_Given exercise_. Present every line of the records below as a JSON list of strings, one string per line, omitting any blank lines.

Element location data
+--

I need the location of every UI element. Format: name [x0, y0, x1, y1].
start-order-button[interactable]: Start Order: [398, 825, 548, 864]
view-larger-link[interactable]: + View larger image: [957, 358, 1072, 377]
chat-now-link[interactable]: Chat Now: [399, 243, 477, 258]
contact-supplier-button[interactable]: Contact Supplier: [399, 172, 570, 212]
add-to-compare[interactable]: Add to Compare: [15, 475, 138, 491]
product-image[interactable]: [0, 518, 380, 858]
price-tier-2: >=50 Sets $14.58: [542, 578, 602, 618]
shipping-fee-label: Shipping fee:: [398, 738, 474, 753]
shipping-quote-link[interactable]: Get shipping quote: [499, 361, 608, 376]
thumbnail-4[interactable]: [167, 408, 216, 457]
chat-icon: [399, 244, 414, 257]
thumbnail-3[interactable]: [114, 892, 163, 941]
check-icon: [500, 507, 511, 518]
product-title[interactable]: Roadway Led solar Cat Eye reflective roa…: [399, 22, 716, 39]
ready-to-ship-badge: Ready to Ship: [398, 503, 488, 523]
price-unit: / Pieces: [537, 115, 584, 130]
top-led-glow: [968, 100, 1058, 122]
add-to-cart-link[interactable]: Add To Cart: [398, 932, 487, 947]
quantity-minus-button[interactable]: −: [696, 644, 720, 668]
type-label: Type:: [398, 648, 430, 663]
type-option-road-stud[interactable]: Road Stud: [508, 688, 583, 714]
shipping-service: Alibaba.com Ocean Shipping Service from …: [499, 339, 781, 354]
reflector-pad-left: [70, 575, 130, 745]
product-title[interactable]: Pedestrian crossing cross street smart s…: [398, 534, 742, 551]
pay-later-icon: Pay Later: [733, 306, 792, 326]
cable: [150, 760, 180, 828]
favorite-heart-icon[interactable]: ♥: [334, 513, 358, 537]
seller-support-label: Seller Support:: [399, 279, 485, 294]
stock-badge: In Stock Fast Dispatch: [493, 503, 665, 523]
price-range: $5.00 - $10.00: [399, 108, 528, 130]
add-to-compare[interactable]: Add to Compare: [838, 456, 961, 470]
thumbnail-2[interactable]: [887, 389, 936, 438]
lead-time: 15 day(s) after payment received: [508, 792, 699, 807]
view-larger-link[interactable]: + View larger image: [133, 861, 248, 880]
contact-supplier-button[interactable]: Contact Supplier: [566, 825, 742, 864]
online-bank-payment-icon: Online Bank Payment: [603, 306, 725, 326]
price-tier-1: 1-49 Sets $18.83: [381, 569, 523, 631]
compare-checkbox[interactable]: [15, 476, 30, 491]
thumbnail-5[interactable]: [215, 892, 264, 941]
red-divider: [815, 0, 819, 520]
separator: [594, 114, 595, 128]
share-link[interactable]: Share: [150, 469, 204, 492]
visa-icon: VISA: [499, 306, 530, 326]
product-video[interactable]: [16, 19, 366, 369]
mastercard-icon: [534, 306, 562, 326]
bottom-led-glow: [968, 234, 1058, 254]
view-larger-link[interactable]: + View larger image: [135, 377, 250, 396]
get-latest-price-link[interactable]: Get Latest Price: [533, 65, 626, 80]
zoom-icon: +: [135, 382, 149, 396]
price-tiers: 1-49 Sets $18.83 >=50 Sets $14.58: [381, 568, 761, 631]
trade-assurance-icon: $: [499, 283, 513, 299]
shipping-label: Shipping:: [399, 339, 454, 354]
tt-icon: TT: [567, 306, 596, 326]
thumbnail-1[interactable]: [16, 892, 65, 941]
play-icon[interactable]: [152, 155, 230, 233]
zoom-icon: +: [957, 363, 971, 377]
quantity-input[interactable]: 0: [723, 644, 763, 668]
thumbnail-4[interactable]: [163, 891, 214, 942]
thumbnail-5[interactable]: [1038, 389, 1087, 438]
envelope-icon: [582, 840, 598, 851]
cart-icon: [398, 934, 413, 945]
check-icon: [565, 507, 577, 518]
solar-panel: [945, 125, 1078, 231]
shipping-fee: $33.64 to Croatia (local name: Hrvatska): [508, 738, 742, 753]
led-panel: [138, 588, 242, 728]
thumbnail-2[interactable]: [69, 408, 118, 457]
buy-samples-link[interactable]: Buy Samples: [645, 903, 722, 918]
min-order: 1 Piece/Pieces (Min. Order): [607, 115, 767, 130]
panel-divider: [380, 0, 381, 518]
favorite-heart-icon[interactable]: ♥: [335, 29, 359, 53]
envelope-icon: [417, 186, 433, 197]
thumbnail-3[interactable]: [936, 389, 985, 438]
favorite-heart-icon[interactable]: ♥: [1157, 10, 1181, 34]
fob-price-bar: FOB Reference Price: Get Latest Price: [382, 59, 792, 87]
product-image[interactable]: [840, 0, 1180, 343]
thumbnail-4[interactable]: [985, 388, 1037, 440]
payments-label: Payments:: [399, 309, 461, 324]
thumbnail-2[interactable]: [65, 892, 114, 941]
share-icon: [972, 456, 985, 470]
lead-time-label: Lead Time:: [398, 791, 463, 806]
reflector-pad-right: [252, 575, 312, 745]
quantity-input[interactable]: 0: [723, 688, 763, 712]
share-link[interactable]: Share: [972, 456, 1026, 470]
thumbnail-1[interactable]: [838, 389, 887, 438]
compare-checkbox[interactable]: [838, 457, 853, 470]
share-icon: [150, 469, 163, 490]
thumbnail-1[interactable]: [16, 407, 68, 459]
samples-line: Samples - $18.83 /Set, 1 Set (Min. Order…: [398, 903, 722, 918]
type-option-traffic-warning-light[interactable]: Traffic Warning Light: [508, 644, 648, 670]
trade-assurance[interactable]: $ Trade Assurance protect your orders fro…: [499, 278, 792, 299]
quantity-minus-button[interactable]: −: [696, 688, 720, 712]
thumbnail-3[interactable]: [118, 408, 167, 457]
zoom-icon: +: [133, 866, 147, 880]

+--

_Finished answer_.
[
  "I need the location of every UI element. Format: name [x0, y0, x1, y1].",
  "start-order-button[interactable]: Start Order: [398, 825, 548, 864]",
  "view-larger-link[interactable]: + View larger image: [957, 358, 1072, 377]",
  "chat-now-link[interactable]: Chat Now: [399, 243, 477, 258]",
  "contact-supplier-button[interactable]: Contact Supplier: [399, 172, 570, 212]",
  "add-to-compare[interactable]: Add to Compare: [15, 475, 138, 491]",
  "product-image[interactable]: [0, 518, 380, 858]",
  "price-tier-2: >=50 Sets $14.58: [542, 578, 602, 618]",
  "shipping-fee-label: Shipping fee:: [398, 738, 474, 753]",
  "shipping-quote-link[interactable]: Get shipping quote: [499, 361, 608, 376]",
  "thumbnail-4[interactable]: [167, 408, 216, 457]",
  "chat-icon: [399, 244, 414, 257]",
  "thumbnail-3[interactable]: [114, 892, 163, 941]",
  "check-icon: [500, 507, 511, 518]",
  "product-title[interactable]: Roadway Led solar Cat Eye reflective roa…: [399, 22, 716, 39]",
  "ready-to-ship-badge: Ready to Ship: [398, 503, 488, 523]",
  "price-unit: / Pieces: [537, 115, 584, 130]",
  "top-led-glow: [968, 100, 1058, 122]",
  "add-to-cart-link[interactable]: Add To Cart: [398, 932, 487, 947]",
  "quantity-minus-button[interactable]: −: [696, 644, 720, 668]",
  "type-label: Type:: [398, 648, 430, 663]",
  "type-option-road-stud[interactable]: Road Stud: [508, 688, 583, 714]",
  "shipping-service: Alibaba.com Ocean Shipping Service from …: [499, 339, 781, 354]",
  "reflector-pad-left: [70, 575, 130, 745]",
  "product-title[interactable]: Pedestrian crossing cross street smart s…: [398, 534, 742, 551]",
  "pay-later-icon: Pay Later: [733, 306, 792, 326]",
  "cable: [150, 760, 180, 828]",
  "favorite-heart-icon[interactable]: ♥: [334, 513, 358, 537]",
  "seller-support-label: Seller Support:: [399, 279, 485, 294]",
  "stock-badge: In Stock Fast Dispatch: [493, 503, 665, 523]",
  "price-range: $5.00 - $10.00: [399, 108, 528, 130]",
  "add-to-compare[interactable]: Add to Compare: [838, 456, 961, 470]",
  "thumbnail-2[interactable]: [887, 389, 936, 438]",
  "lead-time: 15 day(s) after payment received: [508, 792, 699, 807]",
  "view-larger-link[interactable]: + View larger image: [133, 861, 248, 880]",
  "contact-supplier-button[interactable]: Contact Supplier: [566, 825, 742, 864]",
  "online-bank-payment-icon: Online Bank Payment: [603, 306, 725, 326]",
  "price-tier-1: 1-49 Sets $18.83: [381, 569, 523, 631]",
  "compare-checkbox[interactable]: [15, 476, 30, 491]",
  "thumbnail-5[interactable]: [215, 892, 264, 941]",
  "red-divider: [815, 0, 819, 520]",
  "separator: [594, 114, 595, 128]",
  "share-link[interactable]: Share: [150, 469, 204, 492]",
  "visa-icon: VISA: [499, 306, 530, 326]",
  "product-video[interactable]: [16, 19, 366, 369]",
  "mastercard-icon: [534, 306, 562, 326]",
  "bottom-led-glow: [968, 234, 1058, 254]",
  "view-larger-link[interactable]: + View larger image: [135, 377, 250, 396]",
  "get-latest-price-link[interactable]: Get Latest Price: [533, 65, 626, 80]",
  "zoom-icon: +: [135, 382, 149, 396]",
  "price-tiers: 1-49 Sets $18.83 >=50 Sets $14.58: [381, 568, 761, 631]",
  "trade-assurance-icon: $: [499, 283, 513, 299]",
  "shipping-label: Shipping:: [399, 339, 454, 354]",
  "tt-icon: TT: [567, 306, 596, 326]",
  "thumbnail-1[interactable]: [16, 892, 65, 941]",
  "play-icon[interactable]: [152, 155, 230, 233]",
  "zoom-icon: +: [957, 363, 971, 377]",
  "quantity-input[interactable]: 0: [723, 644, 763, 668]",
  "thumbnail-4[interactable]: [163, 891, 214, 942]",
  "thumbnail-5[interactable]: [1038, 389, 1087, 438]",
  "envelope-icon: [582, 840, 598, 851]",
  "cart-icon: [398, 934, 413, 945]",
  "check-icon: [565, 507, 577, 518]",
  "solar-panel: [945, 125, 1078, 231]",
  "shipping-fee: $33.64 to Croatia (local name: Hrvatska): [508, 738, 742, 753]",
  "led-panel: [138, 588, 242, 728]",
  "thumbnail-2[interactable]: [69, 408, 118, 457]",
  "buy-samples-link[interactable]: Buy Samples: [645, 903, 722, 918]",
  "min-order: 1 Piece/Pieces (Min. Order): [607, 115, 767, 130]",
  "panel-divider: [380, 0, 381, 518]",
  "favorite-heart-icon[interactable]: ♥: [335, 29, 359, 53]",
  "envelope-icon: [417, 186, 433, 197]",
  "thumbnail-3[interactable]: [936, 389, 985, 438]",
  "favorite-heart-icon[interactable]: ♥: [1157, 10, 1181, 34]",
  "fob-price-bar: FOB Reference Price: Get Latest Price: [382, 59, 792, 87]",
  "product-image[interactable]: [840, 0, 1180, 343]",
  "thumbnail-4[interactable]: [985, 388, 1037, 440]",
  "payments-label: Payments:: [399, 309, 461, 324]",
  "thumbnail-2[interactable]: [65, 892, 114, 941]",
  "share-icon: [972, 456, 985, 470]",
  "lead-time-label: Lead Time:: [398, 791, 463, 806]",
  "reflector-pad-right: [252, 575, 312, 745]",
  "quantity-input[interactable]: 0: [723, 688, 763, 712]",
  "share-link[interactable]: Share: [972, 456, 1026, 470]",
  "thumbnail-1[interactable]: [838, 389, 887, 438]",
  "compare-checkbox[interactable]: [838, 457, 853, 470]",
  "share-icon: [150, 469, 163, 490]",
  "thumbnail-1[interactable]: [16, 407, 68, 459]",
  "samples-line: Samples - $18.83 /Set, 1 Set (Min. Order…: [398, 903, 722, 918]",
  "type-option-traffic-warning-light[interactable]: Traffic Warning Light: [508, 644, 648, 670]",
  "trade-assurance[interactable]: $ Trade Assurance protect your orders fro…: [499, 278, 792, 299]",
  "quantity-minus-button[interactable]: −: [696, 688, 720, 712]",
  "thumbnail-3[interactable]: [118, 408, 167, 457]",
  "zoom-icon: +: [133, 866, 147, 880]"
]